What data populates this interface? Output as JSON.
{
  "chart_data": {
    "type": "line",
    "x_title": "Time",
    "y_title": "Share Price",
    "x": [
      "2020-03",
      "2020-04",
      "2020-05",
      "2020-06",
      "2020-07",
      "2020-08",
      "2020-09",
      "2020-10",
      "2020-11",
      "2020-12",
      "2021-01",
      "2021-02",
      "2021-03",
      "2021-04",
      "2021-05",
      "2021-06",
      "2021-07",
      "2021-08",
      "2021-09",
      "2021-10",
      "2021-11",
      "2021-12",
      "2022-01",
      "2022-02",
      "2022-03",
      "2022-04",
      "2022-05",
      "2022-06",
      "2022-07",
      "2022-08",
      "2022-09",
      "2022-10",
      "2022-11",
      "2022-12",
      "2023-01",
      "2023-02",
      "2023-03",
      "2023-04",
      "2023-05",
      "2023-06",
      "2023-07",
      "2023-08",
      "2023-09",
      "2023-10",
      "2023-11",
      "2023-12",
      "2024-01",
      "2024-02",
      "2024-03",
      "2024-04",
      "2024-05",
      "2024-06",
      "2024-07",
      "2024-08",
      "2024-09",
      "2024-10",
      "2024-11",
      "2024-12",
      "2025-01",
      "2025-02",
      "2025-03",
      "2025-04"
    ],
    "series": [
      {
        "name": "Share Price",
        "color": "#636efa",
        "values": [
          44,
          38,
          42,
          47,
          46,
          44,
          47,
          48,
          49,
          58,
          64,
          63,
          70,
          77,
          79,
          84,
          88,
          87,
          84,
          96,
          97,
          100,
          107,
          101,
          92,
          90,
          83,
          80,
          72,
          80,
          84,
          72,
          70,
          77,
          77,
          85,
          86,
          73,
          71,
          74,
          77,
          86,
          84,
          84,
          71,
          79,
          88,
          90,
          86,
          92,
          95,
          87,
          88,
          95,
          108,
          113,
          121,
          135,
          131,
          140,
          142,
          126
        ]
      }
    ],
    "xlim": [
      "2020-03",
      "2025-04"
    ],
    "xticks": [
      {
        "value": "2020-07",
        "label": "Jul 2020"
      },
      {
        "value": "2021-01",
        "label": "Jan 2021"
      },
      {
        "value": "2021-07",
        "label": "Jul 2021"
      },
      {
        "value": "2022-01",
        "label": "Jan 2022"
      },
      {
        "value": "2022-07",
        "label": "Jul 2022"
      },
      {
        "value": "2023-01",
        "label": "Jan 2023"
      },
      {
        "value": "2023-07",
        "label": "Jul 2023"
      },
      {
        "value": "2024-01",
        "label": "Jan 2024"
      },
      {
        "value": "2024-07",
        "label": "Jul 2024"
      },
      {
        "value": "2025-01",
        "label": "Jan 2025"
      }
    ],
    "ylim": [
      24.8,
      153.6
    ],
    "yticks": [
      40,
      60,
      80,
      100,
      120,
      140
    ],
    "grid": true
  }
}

○ ○ ○ ○ ○

> _WORK INSTRUCTIONS_
Which lines include the word "Price"? Copy every one of them.

> _TASK OUTPUT_
    "y_title": "Share Price",
        "name": "Share Price",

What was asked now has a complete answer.